> [TO BE DONE] Count lines holding the word "iterations". Only the number is wanted.

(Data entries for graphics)
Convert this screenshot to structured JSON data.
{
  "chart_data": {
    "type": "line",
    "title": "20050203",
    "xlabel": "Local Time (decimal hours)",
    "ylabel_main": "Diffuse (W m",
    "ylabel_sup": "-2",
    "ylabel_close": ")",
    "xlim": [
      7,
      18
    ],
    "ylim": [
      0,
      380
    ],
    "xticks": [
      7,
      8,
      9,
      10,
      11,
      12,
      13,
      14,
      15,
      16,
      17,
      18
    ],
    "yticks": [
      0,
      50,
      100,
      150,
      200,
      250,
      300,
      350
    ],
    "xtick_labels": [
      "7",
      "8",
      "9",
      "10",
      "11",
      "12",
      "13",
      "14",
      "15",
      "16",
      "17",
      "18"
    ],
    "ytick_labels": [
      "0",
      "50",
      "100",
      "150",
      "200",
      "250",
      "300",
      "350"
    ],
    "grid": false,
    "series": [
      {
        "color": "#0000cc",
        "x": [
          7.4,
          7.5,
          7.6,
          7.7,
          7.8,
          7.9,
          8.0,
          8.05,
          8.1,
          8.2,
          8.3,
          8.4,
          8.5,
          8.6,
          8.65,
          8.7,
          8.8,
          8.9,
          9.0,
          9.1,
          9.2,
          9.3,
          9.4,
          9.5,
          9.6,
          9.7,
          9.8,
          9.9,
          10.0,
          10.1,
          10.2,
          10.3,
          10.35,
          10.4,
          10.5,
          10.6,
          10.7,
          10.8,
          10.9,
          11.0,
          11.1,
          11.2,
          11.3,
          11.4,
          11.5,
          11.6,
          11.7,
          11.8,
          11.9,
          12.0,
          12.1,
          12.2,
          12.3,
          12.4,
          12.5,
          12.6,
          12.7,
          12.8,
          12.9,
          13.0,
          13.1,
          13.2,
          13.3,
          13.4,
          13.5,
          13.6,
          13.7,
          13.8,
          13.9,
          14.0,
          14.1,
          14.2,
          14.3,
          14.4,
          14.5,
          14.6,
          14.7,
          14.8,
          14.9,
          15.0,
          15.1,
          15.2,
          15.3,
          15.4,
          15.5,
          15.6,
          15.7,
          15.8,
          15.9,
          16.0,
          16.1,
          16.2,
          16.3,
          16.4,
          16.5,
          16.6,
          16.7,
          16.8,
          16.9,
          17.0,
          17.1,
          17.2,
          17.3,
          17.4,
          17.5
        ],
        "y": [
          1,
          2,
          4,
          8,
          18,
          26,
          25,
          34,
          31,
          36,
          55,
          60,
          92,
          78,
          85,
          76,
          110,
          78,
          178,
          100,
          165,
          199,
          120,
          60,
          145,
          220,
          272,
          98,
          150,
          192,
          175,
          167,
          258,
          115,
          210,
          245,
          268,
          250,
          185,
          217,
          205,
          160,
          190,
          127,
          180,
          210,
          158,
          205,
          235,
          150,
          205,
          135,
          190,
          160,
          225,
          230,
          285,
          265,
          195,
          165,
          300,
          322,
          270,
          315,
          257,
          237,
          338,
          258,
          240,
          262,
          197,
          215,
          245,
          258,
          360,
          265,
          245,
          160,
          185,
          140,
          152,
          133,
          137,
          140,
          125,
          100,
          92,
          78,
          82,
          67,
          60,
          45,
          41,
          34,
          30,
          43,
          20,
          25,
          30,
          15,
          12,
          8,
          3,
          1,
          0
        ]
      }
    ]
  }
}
...
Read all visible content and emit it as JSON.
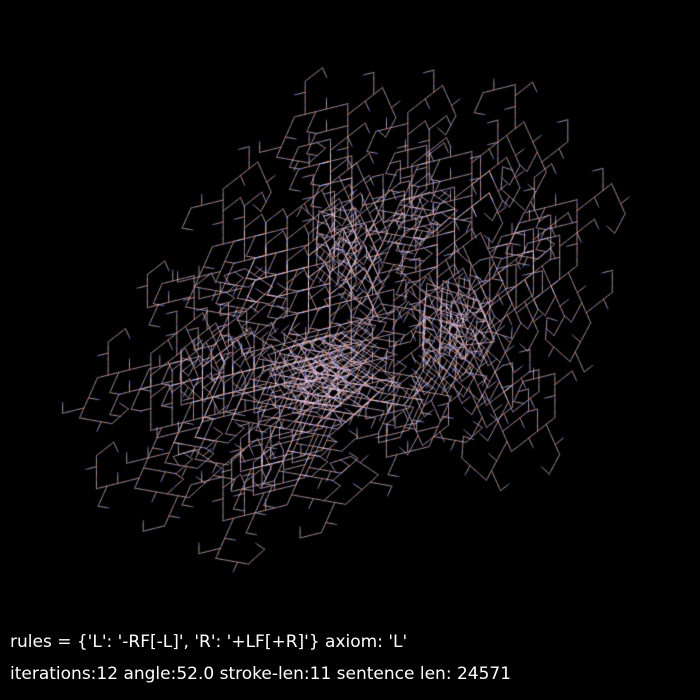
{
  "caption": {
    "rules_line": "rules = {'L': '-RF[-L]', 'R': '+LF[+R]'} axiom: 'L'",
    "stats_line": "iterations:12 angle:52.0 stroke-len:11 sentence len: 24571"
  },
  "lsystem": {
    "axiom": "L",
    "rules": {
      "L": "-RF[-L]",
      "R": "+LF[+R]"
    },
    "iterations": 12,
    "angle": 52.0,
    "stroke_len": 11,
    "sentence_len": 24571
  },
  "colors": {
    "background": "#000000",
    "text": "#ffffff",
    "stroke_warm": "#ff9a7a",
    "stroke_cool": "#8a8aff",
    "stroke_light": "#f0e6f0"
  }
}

> [REPLY TO THE EXERCISE] 2